Retype all of the data exactly as given.

+++ RECORDED INFORMATION +++

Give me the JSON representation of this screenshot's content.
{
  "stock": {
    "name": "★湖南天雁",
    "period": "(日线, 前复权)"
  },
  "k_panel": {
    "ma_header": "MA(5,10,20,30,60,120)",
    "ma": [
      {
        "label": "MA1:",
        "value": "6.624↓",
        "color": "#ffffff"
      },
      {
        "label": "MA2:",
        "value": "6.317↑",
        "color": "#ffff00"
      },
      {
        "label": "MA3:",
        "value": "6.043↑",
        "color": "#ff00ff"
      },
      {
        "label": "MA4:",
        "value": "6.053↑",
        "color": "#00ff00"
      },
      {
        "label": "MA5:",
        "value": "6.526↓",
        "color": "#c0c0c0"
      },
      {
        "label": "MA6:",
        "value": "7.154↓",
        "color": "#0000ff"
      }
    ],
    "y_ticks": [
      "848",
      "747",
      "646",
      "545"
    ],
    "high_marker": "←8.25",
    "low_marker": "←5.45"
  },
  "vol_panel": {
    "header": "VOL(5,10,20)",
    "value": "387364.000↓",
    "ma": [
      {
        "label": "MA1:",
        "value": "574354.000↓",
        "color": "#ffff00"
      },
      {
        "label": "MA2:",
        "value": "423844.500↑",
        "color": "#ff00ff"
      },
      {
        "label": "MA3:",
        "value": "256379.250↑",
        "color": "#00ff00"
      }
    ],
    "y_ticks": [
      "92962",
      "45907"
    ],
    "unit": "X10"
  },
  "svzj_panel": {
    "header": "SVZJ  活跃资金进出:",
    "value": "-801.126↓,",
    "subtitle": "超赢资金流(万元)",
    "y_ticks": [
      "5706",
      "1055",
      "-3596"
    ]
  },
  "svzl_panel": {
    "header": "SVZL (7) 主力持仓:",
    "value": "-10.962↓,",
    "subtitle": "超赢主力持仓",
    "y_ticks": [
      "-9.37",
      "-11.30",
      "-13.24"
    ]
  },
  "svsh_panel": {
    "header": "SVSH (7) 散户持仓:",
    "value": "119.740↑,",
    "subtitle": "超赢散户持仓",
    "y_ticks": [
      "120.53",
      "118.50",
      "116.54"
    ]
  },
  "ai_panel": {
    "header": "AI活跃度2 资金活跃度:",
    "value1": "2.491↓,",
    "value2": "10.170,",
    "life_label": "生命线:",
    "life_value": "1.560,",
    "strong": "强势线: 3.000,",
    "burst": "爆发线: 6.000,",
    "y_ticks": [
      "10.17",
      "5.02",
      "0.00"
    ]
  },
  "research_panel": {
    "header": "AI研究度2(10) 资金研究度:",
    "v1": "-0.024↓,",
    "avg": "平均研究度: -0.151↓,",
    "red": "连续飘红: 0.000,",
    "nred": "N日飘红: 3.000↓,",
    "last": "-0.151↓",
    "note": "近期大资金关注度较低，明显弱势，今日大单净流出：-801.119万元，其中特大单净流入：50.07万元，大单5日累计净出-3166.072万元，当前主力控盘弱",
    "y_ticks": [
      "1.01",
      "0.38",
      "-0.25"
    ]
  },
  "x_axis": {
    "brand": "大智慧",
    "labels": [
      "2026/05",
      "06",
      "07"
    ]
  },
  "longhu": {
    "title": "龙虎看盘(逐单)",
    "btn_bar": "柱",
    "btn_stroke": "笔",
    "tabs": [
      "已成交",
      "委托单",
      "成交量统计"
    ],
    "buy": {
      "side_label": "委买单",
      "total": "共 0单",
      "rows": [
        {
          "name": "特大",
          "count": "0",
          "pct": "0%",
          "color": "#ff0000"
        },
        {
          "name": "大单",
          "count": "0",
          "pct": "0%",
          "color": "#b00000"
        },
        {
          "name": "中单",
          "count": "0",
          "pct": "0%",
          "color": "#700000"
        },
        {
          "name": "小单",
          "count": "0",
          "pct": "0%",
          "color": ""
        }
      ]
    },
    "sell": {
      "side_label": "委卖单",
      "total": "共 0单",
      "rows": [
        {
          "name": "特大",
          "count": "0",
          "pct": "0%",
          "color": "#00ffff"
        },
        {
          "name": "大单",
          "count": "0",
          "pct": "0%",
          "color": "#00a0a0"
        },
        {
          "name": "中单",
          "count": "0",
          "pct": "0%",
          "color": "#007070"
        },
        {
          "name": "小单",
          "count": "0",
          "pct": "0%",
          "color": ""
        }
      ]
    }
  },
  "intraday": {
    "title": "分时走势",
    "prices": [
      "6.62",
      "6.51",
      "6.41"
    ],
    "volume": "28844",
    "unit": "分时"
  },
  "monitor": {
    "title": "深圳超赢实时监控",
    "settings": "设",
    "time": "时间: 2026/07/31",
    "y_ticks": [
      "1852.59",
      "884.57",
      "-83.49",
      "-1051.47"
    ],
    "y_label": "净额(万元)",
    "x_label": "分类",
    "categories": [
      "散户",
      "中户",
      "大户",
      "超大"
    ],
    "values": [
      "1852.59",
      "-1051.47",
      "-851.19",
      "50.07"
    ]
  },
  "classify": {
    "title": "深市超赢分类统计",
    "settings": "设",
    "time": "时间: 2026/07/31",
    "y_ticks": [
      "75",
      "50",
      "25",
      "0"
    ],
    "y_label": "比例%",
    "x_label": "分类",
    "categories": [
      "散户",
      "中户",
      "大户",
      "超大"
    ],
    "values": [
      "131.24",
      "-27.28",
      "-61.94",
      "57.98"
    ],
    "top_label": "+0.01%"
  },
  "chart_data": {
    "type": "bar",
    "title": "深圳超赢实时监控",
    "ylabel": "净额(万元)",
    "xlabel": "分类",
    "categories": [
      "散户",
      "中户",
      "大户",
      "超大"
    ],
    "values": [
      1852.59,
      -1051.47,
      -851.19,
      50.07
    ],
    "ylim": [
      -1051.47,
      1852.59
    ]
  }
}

+++

## OUTPUT
Give me the JSON representation of this screenshot's content.
{
  "stock": {
    "name": "★湖南天雁",
    "period": "(日线, 前复权)"
  },
  "k_panel": {
    "ma_header": "MA(5,10,20,30,60,120)",
    "ma": [
      {
        "label": "MA1:",
        "value": "6.624↓",
        "color": "#ffffff"
      },
      {
        "label": "MA2:",
        "value": "6.317↑",
        "color": "#ffff00"
      },
      {
        "label": "MA3:",
        "value": "6.043↑",
        "color": "#ff00ff"
      },
      {
        "label": "MA4:",
        "value": "6.053↑",
        "color": "#00ff00"
      },
      {
        "label": "MA5:",
        "value": "6.526↓",
        "color": "#c0c0c0"
      },
      {
        "label": "MA6:",
        "value": "7.154↓",
        "color": "#0000ff"
      }
    ],
    "y_ticks": [
      "848",
      "747",
      "646",
      "545"
    ],
    "high_marker": "←8.25",
    "low_marker": "←5.45"
  },
  "vol_panel": {
    "header": "VOL(5,10,20)",
    "value": "387364.000↓",
    "ma": [
      {
        "label": "MA1:",
        "value": "574354.000↓",
        "color": "#ffff00"
      },
      {
        "label": "MA2:",
        "value": "423844.500↑",
        "color": "#ff00ff"
      },
      {
        "label": "MA3:",
        "value": "256379.250↑",
        "color": "#00ff00"
      }
    ],
    "y_ticks": [
      "92962",
      "45907"
    ],
    "unit": "X10"
  },
  "svzj_panel": {
    "header": "SVZJ  活跃资金进出:",
    "value": "-801.126↓,",
    "subtitle": "超赢资金流(万元)",
    "y_ticks": [
      "5706",
      "1055",
      "-3596"
    ]
  },
  "svzl_panel": {
    "header": "SVZL (7) 主力持仓:",
    "value": "-10.962↓,",
    "subtitle": "超赢主力持仓",
    "y_ticks": [
      "-9.37",
      "-11.30",
      "-13.24"
    ]
  },
  "svsh_panel": {
    "header": "SVSH (7) 散户持仓:",
    "value": "119.740↑,",
    "subtitle": "超赢散户持仓",
    "y_ticks": [
      "120.53",
      "118.50",
      "116.54"
    ]
  },
  "ai_panel": {
    "header": "AI活跃度2 资金活跃度:",
    "value1": "2.491↓,",
    "value2": "10.170,",
    "life_label": "生命线:",
    "life_value": "1.560,",
    "strong": "强势线: 3.000,",
    "burst": "爆发线: 6.000,",
    "y_ticks": [
      "10.17",
      "5.02",
      "0.00"
    ]
  },
  "research_panel": {
    "header": "AI研究度2(10) 资金研究度:",
    "v1": "-0.024↓,",
    "avg": "平均研究度: -0.151↓,",
    "red": "连续飘红: 0.000,",
    "nred": "N日飘红: 3.000↓,",
    "last": "-0.151↓",
    "note": "近期大资金关注度较低，明显弱势，今日大单净流出：-801.119万元，其中特大单净流入：50.07万元，大单5日累计净出-3166.072万元，当前主力控盘弱",
    "y_ticks": [
      "1.01",
      "0.38",
      "-0.25"
    ]
  },
  "x_axis": {
    "brand": "大智慧",
    "labels": [
      "2026/05",
      "06",
      "07"
    ]
  },
  "longhu": {
    "title": "龙虎看盘(逐单)",
    "btn_bar": "柱",
    "btn_stroke": "笔",
    "tabs": [
      "已成交",
      "委托单",
      "成交量统计"
    ],
    "buy": {
      "side_label": "委买单",
      "total": "共 0单",
      "rows": [
        {
          "name": "特大",
          "count": "0",
          "pct": "0%",
          "color": "#ff0000"
        },
        {
          "name": "大单",
          "count": "0",
          "pct": "0%",
          "color": "#b00000"
        },
        {
          "name": "中单",
          "count": "0",
          "pct": "0%",
          "color": "#700000"
        },
        {
          "name": "小单",
          "count": "0",
          "pct": "0%",
          "color": ""
        }
      ]
    },
    "sell": {
      "side_label": "委卖单",
      "total": "共 0单",
      "rows": [
        {
          "name": "特大",
          "count": "0",
          "pct": "0%",
          "color": "#00ffff"
        },
        {
          "name": "大单",
          "count": "0",
          "pct": "0%",
          "color": "#00a0a0"
        },
        {
          "name": "中单",
          "count": "0",
          "pct": "0%",
          "color": "#007070"
        },
        {
          "name": "小单",
          "count": "0",
          "pct": "0%",
          "color": ""
        }
      ]
    }
  },
  "intraday": {
    "title": "分时走势",
    "prices": [
      "6.62",
      "6.51",
      "6.41"
    ],
    "volume": "28844",
    "unit": "分时"
  },
  "monitor": {
    "title": "深圳超赢实时监控",
    "settings": "设",
    "time": "时间: 2026/07/31",
    "y_ticks": [
      "1852.59",
      "884.57",
      "-83.49",
      "-1051.47"
    ],
    "y_label": "净额(万元)",
    "x_label": "分类",
    "categories": [
      "散户",
      "中户",
      "大户",
      "超大"
    ],
    "values": [
      "1852.59",
      "-1051.47",
      "-851.19",
      "50.07"
    ]
  },
  "classify": {
    "title": "深市超赢分类统计",
    "settings": "设",
    "time": "时间: 2026/07/31",
    "y_ticks": [
      "75",
      "50",
      "25",
      "0"
    ],
    "y_label": "比例%",
    "x_label": "分类",
    "categories": [
      "散户",
      "中户",
      "大户",
      "超大"
    ],
    "values": [
      "131.24",
      "-27.28",
      "-61.94",
      "57.98"
    ],
    "top_label": "+0.01%"
  },
  "chart_data": {
    "type": "bar",
    "title": "深圳超赢实时监控",
    "ylabel": "净额(万元)",
    "xlabel": "分类",
    "categories": [
      "散户",
      "中户",
      "大户",
      "超大"
    ],
    "values": [
      1852.59,
      -1051.47,
      -851.19,
      50.07
    ],
    "ylim": [
      -1051.47,
      1852.59
    ]
  }
}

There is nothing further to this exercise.